* Source passage:
---------------

# Farmland plant found



## SusanTheSnail (Jun 14, 2020)

So my amazon sword tub uses soil that comes from a rice farm and some plants have grown in it. I had one growing that I had tried growing on my 10 gallon Walstad tank for 2 weeks with new growth visible but not much significant








Emersed.








Submersed, the bright green plant.


----------



## Noahlikesfish (Apr 17, 2021)

Bacopa?


----------



## Cavan Allen (Jul 22, 2004)

The rice farm is where? It's a _Lindernia_ for sure but knowing more information would help narrow it down.


----------



## SusanTheSnail (Jun 14, 2020)

Cavan Allen said:


> The rice farm is where? It's a _Lindernia_ for sure but knowing more information would help narrow it down.


From a village that is a bit far and rural, inland and away from the coast. Most rice farms here are on heavy clay (sometimes sandy) soil or in wetland areas, as it is evident by the soil my amazon sword had. I tried looking if its _Lindernia _using the veins cuz they look parallel. The flowers are tiny and cant detail out they look like a speck of dust or something. Im not sure if its progressing much but i can see the new growth


----------



## SusanTheSnail (Jun 14, 2020)

This also grew and i tested of it can grow underwater. The identifier i used said its _Bonnaya antipoda. _I grew it submersed on the start of april and it did fine, it just did not assume any submersed form and did not wilt after I took it out. I continued growing a stem on my 44 gallon tank


----------

---------------

* Aim:
In the forum thread above, which genus does Cavan Allen say the plant certainly belongs to?

---------------

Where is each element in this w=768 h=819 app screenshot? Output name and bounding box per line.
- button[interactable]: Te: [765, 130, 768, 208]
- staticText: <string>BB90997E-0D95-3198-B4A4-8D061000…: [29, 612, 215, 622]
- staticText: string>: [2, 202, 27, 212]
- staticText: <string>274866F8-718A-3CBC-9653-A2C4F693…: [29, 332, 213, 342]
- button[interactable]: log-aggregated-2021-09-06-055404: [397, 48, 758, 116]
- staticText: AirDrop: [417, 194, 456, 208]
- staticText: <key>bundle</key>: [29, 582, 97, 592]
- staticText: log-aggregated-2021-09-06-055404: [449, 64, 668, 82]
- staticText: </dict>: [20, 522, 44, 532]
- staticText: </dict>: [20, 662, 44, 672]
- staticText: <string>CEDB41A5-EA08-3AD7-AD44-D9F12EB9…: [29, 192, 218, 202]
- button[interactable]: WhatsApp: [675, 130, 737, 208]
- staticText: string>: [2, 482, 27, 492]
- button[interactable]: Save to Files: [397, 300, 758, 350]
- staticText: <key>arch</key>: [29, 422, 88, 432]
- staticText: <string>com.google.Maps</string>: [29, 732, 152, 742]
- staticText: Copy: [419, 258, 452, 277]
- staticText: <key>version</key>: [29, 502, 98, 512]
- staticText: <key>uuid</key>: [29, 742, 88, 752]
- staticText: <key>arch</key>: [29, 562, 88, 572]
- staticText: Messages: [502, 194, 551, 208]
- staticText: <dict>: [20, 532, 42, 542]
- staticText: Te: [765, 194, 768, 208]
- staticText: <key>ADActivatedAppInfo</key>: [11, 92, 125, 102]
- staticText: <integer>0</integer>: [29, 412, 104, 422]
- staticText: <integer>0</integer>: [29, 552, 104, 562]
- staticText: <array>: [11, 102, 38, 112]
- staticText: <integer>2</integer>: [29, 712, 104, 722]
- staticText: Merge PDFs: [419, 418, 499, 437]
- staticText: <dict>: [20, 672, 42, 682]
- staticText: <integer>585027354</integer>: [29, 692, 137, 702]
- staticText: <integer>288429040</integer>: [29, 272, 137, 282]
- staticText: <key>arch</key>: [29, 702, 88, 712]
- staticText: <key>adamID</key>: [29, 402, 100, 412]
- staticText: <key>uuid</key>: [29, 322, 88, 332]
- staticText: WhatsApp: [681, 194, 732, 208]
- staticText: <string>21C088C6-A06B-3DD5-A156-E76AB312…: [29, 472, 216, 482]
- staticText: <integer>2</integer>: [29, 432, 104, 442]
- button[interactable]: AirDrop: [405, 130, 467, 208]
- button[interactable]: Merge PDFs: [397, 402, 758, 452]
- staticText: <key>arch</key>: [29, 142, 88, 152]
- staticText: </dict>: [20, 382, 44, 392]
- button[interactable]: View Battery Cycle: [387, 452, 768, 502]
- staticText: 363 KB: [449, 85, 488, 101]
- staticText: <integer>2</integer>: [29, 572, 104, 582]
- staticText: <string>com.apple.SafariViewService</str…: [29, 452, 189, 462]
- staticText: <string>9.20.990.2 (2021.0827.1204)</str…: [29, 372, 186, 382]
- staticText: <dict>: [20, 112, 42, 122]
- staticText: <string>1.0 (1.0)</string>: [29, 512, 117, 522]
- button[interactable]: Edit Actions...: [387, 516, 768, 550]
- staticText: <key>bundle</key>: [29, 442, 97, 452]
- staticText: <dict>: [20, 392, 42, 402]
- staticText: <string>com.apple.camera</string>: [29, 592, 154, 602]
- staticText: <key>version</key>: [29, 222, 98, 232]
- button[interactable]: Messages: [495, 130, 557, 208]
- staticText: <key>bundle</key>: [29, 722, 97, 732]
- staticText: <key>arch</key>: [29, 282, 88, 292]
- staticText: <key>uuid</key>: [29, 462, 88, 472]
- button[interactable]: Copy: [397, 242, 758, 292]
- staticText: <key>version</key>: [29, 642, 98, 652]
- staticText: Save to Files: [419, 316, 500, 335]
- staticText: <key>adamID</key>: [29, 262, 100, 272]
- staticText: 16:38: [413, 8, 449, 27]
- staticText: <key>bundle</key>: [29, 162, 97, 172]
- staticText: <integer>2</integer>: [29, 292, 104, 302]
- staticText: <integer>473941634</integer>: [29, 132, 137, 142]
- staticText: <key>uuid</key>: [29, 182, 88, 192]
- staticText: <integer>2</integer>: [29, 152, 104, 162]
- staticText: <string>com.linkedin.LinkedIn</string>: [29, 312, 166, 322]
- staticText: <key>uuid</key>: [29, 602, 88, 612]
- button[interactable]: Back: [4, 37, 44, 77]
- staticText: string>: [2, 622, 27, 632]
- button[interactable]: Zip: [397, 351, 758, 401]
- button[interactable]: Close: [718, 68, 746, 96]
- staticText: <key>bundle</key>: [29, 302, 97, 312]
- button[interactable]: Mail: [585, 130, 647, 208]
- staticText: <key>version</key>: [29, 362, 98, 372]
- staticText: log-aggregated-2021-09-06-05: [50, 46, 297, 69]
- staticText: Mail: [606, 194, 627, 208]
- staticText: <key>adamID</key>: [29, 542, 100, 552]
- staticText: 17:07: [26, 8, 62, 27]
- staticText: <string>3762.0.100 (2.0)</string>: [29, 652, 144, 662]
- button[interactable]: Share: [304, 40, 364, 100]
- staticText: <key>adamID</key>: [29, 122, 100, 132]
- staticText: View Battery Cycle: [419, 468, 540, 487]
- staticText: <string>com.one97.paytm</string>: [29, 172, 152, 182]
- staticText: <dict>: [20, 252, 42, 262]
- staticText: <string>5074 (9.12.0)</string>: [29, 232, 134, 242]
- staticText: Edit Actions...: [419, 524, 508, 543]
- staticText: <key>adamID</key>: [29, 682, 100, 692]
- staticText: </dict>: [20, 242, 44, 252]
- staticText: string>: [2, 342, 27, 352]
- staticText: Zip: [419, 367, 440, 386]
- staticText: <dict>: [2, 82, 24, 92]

---------------

* Correct result:
Lindernia